*Written problem*. Can you pull out each line of the data below that includes the word "Oktober"?

====== Supplied records

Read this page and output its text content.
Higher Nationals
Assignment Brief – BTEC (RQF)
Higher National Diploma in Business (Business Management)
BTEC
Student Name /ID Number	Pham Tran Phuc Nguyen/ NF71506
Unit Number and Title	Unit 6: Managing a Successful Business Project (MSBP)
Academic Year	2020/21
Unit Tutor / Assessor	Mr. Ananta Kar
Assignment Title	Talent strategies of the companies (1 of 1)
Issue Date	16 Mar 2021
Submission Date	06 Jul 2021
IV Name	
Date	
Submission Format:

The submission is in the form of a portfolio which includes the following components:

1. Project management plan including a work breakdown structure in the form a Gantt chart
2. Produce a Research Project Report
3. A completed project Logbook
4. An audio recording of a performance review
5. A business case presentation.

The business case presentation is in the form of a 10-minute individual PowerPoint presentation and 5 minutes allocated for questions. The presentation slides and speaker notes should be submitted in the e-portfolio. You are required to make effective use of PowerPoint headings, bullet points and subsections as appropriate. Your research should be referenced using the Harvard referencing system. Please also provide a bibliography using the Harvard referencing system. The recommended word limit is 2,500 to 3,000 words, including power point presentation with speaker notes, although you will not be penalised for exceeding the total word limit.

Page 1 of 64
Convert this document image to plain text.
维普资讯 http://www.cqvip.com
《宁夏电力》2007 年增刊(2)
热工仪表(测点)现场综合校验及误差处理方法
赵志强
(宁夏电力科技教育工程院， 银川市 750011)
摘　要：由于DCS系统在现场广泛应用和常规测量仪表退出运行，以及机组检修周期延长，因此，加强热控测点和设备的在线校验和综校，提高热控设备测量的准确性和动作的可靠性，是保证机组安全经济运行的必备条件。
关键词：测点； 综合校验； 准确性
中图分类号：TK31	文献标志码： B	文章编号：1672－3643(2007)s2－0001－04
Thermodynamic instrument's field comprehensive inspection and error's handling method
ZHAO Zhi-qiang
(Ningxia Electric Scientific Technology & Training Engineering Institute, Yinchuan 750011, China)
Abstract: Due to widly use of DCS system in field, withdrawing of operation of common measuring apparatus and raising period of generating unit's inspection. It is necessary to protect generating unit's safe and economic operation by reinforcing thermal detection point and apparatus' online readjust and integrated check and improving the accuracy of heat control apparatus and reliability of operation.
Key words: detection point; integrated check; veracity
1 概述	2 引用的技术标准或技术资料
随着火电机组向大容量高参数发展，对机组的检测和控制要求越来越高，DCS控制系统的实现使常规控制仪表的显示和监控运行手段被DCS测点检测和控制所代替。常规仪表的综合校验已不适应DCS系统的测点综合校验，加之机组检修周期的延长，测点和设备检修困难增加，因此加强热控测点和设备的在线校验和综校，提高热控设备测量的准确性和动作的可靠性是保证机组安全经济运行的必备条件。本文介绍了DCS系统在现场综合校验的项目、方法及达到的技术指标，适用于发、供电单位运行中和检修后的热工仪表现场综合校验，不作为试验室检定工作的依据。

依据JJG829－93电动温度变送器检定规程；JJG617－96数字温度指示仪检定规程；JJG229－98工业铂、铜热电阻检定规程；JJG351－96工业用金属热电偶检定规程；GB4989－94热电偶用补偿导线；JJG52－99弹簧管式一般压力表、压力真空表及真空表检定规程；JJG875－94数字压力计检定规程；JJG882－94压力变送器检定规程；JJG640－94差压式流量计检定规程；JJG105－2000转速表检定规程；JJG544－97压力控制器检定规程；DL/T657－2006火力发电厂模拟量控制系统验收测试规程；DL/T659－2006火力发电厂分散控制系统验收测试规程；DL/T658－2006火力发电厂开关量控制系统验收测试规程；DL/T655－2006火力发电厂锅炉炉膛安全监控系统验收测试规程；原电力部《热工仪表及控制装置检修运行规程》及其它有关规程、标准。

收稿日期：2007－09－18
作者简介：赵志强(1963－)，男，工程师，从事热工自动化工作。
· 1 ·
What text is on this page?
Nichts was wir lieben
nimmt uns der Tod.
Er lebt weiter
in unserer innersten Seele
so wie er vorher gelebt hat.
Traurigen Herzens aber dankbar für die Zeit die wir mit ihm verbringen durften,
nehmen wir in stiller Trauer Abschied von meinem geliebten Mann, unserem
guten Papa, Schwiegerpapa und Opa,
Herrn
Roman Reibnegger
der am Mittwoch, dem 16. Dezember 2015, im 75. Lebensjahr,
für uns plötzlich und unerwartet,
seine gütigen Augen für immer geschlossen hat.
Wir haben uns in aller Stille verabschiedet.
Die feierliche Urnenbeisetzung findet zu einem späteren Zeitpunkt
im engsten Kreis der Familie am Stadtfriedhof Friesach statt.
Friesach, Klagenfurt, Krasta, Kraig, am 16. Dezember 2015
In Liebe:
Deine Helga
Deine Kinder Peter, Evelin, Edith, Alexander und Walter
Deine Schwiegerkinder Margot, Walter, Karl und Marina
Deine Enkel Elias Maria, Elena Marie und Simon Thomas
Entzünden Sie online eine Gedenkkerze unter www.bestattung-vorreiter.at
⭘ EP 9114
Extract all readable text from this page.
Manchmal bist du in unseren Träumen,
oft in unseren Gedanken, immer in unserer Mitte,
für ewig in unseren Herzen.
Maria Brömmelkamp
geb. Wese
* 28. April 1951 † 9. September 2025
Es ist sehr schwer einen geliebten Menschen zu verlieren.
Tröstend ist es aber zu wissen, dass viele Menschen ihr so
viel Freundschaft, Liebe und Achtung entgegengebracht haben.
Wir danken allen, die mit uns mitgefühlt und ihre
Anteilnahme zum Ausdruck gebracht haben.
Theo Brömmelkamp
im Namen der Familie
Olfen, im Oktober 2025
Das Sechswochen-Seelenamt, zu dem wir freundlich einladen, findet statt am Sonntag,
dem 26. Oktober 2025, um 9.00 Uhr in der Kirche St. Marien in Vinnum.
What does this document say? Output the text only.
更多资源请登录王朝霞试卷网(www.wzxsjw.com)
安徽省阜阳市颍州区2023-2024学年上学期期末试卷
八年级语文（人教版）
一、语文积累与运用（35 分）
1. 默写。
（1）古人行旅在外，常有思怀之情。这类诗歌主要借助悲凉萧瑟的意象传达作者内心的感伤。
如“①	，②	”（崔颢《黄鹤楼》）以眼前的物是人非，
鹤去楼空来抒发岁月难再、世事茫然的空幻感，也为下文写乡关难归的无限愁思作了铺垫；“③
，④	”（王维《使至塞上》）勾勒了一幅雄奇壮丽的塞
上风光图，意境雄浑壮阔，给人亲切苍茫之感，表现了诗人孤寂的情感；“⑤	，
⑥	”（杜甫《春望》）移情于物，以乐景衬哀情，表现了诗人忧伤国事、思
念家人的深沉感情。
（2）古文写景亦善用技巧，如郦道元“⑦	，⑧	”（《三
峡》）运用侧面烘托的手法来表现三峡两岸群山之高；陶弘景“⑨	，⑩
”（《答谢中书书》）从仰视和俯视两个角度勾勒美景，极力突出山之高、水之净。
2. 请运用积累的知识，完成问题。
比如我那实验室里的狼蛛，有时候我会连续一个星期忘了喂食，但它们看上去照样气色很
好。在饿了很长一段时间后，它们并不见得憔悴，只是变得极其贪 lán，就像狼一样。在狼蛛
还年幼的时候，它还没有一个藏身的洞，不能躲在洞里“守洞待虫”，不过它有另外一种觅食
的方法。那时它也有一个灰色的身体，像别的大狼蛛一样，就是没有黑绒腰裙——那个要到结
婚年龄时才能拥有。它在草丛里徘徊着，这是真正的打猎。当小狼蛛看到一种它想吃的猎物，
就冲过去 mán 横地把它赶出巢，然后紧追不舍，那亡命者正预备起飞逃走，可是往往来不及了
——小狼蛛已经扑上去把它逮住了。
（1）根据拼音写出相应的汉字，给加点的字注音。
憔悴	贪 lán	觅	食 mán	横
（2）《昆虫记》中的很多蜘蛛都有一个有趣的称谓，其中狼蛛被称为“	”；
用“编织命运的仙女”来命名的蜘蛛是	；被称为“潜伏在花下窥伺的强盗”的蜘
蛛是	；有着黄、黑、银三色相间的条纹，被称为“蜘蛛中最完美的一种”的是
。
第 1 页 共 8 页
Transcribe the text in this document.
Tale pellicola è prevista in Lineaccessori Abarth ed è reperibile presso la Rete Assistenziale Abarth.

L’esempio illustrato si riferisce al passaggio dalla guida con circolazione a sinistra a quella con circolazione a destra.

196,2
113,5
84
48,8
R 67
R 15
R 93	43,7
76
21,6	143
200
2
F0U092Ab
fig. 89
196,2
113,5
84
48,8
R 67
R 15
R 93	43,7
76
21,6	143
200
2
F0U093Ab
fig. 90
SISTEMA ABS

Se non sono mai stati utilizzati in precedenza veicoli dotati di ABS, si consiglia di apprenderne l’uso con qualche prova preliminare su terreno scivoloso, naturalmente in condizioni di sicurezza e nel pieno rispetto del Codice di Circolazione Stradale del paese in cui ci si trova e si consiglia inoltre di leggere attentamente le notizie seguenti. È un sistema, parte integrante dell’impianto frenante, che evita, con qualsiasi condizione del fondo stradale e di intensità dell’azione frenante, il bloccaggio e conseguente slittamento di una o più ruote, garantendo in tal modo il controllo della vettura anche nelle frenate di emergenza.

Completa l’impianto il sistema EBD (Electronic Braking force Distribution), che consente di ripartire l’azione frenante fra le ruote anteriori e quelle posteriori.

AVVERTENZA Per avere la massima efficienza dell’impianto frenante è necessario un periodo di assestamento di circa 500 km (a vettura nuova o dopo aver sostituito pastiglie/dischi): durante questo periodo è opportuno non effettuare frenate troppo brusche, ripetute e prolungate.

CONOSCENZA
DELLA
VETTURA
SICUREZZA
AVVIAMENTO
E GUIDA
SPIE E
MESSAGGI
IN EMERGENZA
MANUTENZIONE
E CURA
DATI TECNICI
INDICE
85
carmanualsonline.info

============

*Correct output*.
Olfen, im Oktober 2025
dem 26. Oktober 2025, um 9.00 Uhr in der Kirche St. Marien in Vinnum.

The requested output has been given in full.